*Study questions*:
1. Reproduce, word for word, the part of the fried rice lunch post that opens with the words containing "Contents of my" and closes with "of sesame oil.".
2. According to the fried rice lunch post, what did Bug get in his lunch instead of the fried rice?

*Text block*:

● ● ● ● ● ● ●

Latin-Korean fried rice box lunches

Latin-Korean fried rice box lunches

This week I misjudged the heat level when making kimchi fried rice for dinner, and it wound up being too spicy for my preschooler. Although I usually serve him the same things that we eat in order to broaden his palate (and make things easier on me), this is one of the only times I’ll actually make a different meal for Bug — when it’s simply too spicy and I can’t fix it by adding yogurt, etc. So while my husband and I got leftover fusion fried rice in our bento lunches, Bug got green onion bread and mini burger patties from the freezer. I made the mini burger patties about a month ago when we had meatloaf for dinner. I reserved some extra meatloaf mix and fried up the mini patties at the same time as I was making dinner, then flash froze them on a little metal pan (putting them in a freezer bag afterwards for longer-term storage). This is a convenient way to build up a stash of quick lunch items in your freezer that you can grab and pack quickly on busy mornings. (Read about more speed techniques in my Mommy’s Lunch Manifesto.)

Fusion fried rice lunch

Contents of my lunch: Fusion fried rice with kimchi, Salvadorean chorizo, tofu, onion, broccoli stems, carrots, nopales (prickly pear cactus paddles), egg, green onion and chogochujang sauce (recipe here). The fruit half holds crisp Asian pear (nashi), Concord grapes, green and gold kiwifruit, and cherries. Kimchi fried rice is a standard dish at our house that uses up whatever leftovers I have around. Leftover cold rice, the last of the kimchi, whatever veggies are on hand — you name it. It’s also nice with a garnish of roasted/ground sesame seeds and a bit of sesame oil.

● ● ● ● ● ● ●

*The data*:
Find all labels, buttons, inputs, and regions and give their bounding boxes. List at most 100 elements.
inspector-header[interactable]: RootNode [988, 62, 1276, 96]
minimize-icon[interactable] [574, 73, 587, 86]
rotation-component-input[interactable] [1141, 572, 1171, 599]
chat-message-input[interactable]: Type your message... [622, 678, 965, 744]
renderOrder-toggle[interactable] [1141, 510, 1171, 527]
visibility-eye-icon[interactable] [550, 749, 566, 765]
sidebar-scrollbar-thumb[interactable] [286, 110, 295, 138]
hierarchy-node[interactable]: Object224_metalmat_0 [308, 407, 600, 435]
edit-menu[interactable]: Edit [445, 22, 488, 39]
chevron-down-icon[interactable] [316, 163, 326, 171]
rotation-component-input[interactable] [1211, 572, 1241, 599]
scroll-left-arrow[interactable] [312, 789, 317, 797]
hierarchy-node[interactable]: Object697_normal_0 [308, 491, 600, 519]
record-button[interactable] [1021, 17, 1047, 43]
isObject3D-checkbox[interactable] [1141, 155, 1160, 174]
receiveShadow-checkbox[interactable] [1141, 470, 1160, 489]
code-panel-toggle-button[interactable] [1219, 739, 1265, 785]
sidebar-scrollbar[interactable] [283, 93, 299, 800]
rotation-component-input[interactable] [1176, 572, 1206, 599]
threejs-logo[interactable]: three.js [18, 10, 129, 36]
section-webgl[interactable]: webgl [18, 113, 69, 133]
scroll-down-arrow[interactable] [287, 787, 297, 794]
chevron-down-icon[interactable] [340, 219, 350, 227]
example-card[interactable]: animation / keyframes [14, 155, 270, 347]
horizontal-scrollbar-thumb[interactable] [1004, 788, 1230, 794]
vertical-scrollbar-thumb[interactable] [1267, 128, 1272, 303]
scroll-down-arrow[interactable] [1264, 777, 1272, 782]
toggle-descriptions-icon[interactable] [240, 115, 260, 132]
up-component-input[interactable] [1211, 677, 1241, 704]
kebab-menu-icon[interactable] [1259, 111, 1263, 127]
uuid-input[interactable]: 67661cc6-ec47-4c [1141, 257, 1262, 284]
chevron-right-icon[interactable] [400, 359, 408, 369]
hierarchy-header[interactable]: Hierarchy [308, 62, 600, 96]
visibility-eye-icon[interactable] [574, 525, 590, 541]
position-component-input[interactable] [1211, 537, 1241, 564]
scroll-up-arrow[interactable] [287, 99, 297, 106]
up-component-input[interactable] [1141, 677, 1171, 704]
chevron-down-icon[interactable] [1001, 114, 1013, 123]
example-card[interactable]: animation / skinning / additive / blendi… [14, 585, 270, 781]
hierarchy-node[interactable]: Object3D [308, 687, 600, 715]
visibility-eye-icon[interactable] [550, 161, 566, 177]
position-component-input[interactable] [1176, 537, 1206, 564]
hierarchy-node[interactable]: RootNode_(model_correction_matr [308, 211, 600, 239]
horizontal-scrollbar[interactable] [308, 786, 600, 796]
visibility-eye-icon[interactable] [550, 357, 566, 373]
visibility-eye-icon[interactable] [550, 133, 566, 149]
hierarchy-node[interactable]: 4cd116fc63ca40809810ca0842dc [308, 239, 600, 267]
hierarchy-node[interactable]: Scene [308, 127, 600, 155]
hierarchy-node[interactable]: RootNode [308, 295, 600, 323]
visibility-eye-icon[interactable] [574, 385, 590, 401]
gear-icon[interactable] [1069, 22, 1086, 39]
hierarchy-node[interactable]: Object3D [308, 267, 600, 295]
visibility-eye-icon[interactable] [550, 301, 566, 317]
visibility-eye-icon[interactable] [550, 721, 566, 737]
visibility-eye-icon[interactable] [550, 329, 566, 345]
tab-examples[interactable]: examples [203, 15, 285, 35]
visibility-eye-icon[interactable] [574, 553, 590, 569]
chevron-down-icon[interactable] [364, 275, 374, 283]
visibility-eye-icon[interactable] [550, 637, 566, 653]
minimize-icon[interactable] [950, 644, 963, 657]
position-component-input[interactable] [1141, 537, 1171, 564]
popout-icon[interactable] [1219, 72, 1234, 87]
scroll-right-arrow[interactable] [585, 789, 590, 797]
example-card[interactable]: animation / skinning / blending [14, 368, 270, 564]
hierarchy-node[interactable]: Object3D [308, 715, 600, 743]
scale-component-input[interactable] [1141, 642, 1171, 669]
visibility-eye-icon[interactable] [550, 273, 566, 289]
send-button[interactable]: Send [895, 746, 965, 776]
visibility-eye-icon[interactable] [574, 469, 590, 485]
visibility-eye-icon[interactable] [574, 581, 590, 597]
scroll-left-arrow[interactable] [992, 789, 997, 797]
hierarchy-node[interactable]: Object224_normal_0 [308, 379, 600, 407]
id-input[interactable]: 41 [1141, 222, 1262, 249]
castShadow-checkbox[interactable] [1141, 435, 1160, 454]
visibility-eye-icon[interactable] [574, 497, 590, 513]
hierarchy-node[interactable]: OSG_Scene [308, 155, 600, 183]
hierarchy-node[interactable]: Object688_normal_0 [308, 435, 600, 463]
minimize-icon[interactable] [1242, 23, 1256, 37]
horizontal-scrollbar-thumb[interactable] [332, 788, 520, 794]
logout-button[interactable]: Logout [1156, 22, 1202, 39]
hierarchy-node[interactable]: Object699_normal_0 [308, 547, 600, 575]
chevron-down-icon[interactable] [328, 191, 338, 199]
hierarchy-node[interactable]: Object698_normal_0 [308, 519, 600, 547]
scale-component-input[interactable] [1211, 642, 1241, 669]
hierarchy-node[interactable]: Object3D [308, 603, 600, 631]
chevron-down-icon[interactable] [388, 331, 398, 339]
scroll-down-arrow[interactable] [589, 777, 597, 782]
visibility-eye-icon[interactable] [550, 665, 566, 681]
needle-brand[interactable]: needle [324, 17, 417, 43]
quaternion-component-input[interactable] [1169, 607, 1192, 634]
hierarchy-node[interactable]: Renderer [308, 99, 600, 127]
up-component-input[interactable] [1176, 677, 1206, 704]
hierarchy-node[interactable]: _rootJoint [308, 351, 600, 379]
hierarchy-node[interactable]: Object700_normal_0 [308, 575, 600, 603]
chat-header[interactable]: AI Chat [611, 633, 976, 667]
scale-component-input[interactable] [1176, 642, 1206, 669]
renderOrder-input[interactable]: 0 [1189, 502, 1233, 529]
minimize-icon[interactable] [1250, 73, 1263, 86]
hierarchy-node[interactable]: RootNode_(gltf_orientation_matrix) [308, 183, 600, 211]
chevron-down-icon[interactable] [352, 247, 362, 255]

● ● ● ● ● ● ●

*Solutions by task*:
1.
Contents of my lunch: Fusion fried rice with kimchi, Salvadorean chorizo, tofu, onion, broccoli stems, carrots, nopales (prickly pear cactus paddles), egg, green onion and chogochujang sauce (recipe here). The fruit half holds crisp Asian pear (nashi), Concord grapes, green and gold kiwifruit, and cherries. Kimchi fried rice is a standard dish at our house that uses up whatever leftovers I have around. Leftover cold rice, the last of the kimchi, whatever veggies are on hand — you name it. It’s also nice with a garnish of roasted/ground sesame seeds and a bit of sesame oil.

2. Green onion bread and mini burger patties from the freezer.